**EXERCISE BRIEF:** Extract the data exactly, missing nothing.

**AVAILABLE DATA:**
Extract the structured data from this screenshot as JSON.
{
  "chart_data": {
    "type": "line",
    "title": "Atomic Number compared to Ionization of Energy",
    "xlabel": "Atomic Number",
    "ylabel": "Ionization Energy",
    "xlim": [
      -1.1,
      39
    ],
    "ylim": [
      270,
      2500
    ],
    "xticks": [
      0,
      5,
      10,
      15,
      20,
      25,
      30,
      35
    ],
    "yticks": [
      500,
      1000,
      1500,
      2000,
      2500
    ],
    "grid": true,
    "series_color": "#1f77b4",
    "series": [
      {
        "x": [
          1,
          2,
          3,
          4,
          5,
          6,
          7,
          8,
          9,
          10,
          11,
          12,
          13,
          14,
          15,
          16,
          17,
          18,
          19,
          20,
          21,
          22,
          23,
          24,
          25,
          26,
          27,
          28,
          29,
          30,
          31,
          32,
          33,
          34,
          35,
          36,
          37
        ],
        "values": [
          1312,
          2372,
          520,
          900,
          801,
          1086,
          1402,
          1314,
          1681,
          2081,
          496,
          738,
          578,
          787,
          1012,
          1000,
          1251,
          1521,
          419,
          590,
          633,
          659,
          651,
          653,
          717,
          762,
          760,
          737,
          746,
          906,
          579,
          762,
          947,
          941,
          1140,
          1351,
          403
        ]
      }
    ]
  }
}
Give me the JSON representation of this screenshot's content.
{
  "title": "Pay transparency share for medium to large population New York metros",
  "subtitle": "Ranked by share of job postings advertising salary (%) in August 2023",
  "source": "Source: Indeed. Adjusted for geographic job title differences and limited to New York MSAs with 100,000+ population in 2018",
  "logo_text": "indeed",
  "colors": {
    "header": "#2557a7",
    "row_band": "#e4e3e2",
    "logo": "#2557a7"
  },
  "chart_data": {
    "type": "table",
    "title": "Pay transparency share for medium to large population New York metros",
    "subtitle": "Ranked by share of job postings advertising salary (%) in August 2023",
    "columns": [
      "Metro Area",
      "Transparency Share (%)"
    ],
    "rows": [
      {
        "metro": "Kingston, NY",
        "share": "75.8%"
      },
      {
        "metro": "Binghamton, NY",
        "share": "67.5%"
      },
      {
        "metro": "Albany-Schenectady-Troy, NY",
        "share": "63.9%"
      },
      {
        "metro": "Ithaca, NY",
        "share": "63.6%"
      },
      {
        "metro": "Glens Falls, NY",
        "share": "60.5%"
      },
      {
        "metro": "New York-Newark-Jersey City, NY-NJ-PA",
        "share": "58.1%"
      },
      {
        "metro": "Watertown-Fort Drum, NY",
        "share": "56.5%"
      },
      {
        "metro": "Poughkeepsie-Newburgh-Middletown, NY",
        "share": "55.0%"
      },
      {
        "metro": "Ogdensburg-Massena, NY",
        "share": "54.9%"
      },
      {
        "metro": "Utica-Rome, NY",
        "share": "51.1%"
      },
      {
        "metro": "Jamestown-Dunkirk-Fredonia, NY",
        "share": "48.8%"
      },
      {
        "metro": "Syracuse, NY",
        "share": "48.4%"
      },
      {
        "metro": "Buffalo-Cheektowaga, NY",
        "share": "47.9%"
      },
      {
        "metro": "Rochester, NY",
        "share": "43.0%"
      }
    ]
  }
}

**ANSWER FOR THE TASK:**
Extract the structured data from this screenshot as JSON.
{
  "chart_data": {
    "type": "line",
    "title": "Atomic Number compared to Ionization of Energy",
    "xlabel": "Atomic Number",
    "ylabel": "Ionization Energy",
    "xlim": [
      -1.1,
      39
    ],
    "ylim": [
      270,
      2500
    ],
    "xticks": [
      0,
      5,
      10,
      15,
      20,
      25,
      30,
      35
    ],
    "yticks": [
      500,
      1000,
      1500,
      2000,
      2500
    ],
    "grid": true,
    "series_color": "#1f77b4",
    "series": [
      {
        "x": [
          1,
          2,
          3,
          4,
          5,
          6,
          7,
          8,
          9,
          10,
          11,
          12,
          13,
          14,
          15,
          16,
          17,
          18,
          19,
          20,
          21,
          22,
          23,
          24,
          25,
          26,
          27,
          28,
          29,
          30,
          31,
          32,
          33,
          34,
          35,
          36,
          37
        ],
        "values": [
          1312,
          2372,
          520,
          900,
          801,
          1086,
          1402,
          1314,
          1681,
          2081,
          496,
          738,
          578,
          787,
          1012,
          1000,
          1251,
          1521,
          419,
          590,
          633,
          659,
          651,
          653,
          717,
          762,
          760,
          737,
          746,
          906,
          579,
          762,
          947,
          941,
          1140,
          1351,
          403
        ]
      }
    ]
  }
}
Give me the JSON representation of this screenshot's content.
{
  "title": "Pay transparency share for medium to large population New York metros",
  "subtitle": "Ranked by share of job postings advertising salary (%) in August 2023",
  "source": "Source: Indeed. Adjusted for geographic job title differences and limited to New York MSAs with 100,000+ population in 2018",
  "logo_text": "indeed",
  "colors": {
    "header": "#2557a7",
    "row_band": "#e4e3e2",
    "logo": "#2557a7"
  },
  "chart_data": {
    "type": "table",
    "title": "Pay transparency share for medium to large population New York metros",
    "subtitle": "Ranked by share of job postings advertising salary (%) in August 2023",
    "columns": [
      "Metro Area",
      "Transparency Share (%)"
    ],
    "rows": [
      {
        "metro": "Kingston, NY",
        "share": "75.8%"
      },
      {
        "metro": "Binghamton, NY",
        "share": "67.5%"
      },
      {
        "metro": "Albany-Schenectady-Troy, NY",
        "share": "63.9%"
      },
      {
        "metro": "Ithaca, NY",
        "share": "63.6%"
      },
      {
        "metro": "Glens Falls, NY",
        "share": "60.5%"
      },
      {
        "metro": "New York-Newark-Jersey City, NY-NJ-PA",
        "share": "58.1%"
      },
      {
        "metro": "Watertown-Fort Drum, NY",
        "share": "56.5%"
      },
      {
        "metro": "Poughkeepsie-Newburgh-Middletown, NY",
        "share": "55.0%"
      },
      {
        "metro": "Ogdensburg-Massena, NY",
        "share": "54.9%"
      },
      {
        "metro": "Utica-Rome, NY",
        "share": "51.1%"
      },
      {
        "metro": "Jamestown-Dunkirk-Fredonia, NY",
        "share": "48.8%"
      },
      {
        "metro": "Syracuse, NY",
        "share": "48.4%"
      },
      {
        "metro": "Buffalo-Cheektowaga, NY",
        "share": "47.9%"
      },
      {
        "metro": "Rochester, NY",
        "share": "43.0%"
      }
    ]
  }
}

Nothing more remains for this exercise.